* **OBJECTIVE**
What follows is a set of entries. Give them again exactly, without the pictures.

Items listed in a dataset
────────

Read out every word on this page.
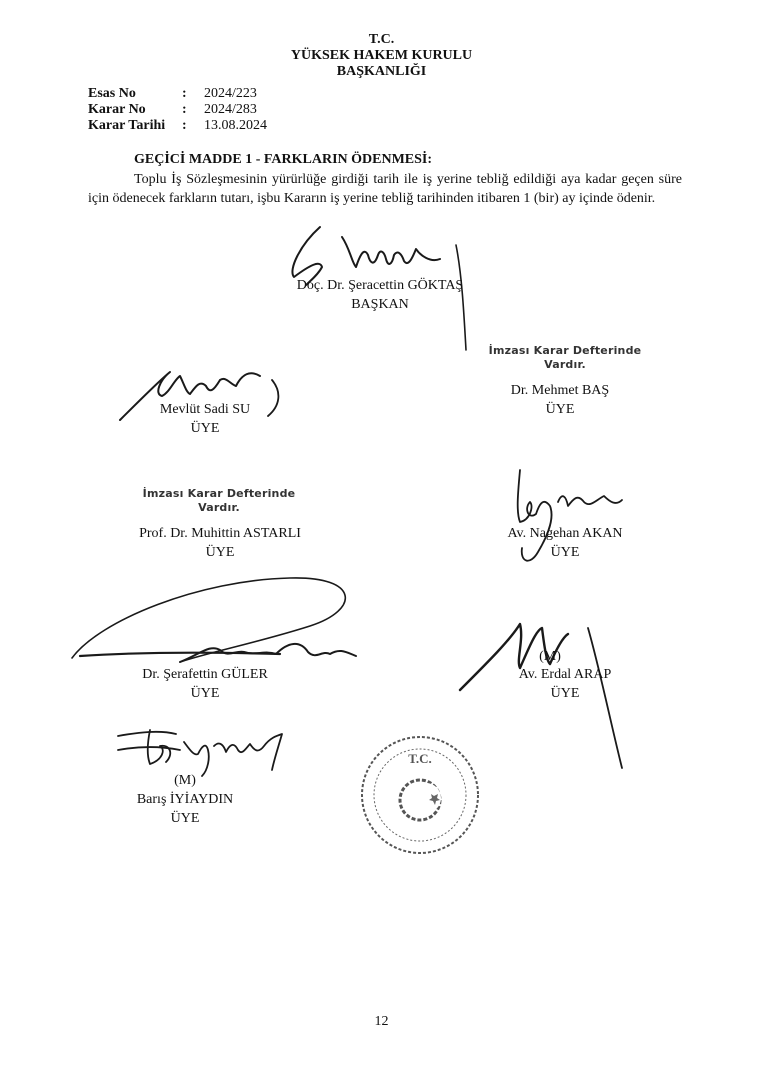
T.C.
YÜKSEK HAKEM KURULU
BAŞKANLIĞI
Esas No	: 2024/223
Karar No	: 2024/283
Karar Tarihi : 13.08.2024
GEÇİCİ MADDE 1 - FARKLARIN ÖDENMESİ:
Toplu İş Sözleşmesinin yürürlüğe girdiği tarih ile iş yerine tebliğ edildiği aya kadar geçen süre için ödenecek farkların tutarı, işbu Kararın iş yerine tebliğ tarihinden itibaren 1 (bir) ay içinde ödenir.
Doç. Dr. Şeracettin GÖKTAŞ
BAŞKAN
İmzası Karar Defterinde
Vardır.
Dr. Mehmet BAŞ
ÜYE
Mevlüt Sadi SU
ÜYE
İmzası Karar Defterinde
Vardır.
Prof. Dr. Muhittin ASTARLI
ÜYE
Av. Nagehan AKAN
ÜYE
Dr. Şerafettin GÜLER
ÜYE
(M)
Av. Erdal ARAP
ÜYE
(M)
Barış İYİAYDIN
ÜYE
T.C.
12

────────

* **SOLUTION FOR THIS TASK**
Read out every word on this page.
T.C.
YÜKSEK HAKEM KURULU
BAŞKANLIĞI
Esas No	: 2024/223
Karar No	: 2024/283
Karar Tarihi : 13.08.2024
GEÇİCİ MADDE 1 - FARKLARIN ÖDENMESİ:
Toplu İş Sözleşmesinin yürürlüğe girdiği tarih ile iş yerine tebliğ edildiği aya kadar geçen süre için ödenecek farkların tutarı, işbu Kararın iş yerine tebliğ tarihinden itibaren 1 (bir) ay içinde ödenir.
Doç. Dr. Şeracettin GÖKTAŞ
BAŞKAN
İmzası Karar Defterinde
Vardır.
Dr. Mehmet BAŞ
ÜYE
Mevlüt Sadi SU
ÜYE
İmzası Karar Defterinde
Vardır.
Prof. Dr. Muhittin ASTARLI
ÜYE
Av. Nagehan AKAN
ÜYE
Dr. Şerafettin GÜLER
ÜYE
(M)
Av. Erdal ARAP
ÜYE
(M)
Barış İYİAYDIN
ÜYE
T.C.
12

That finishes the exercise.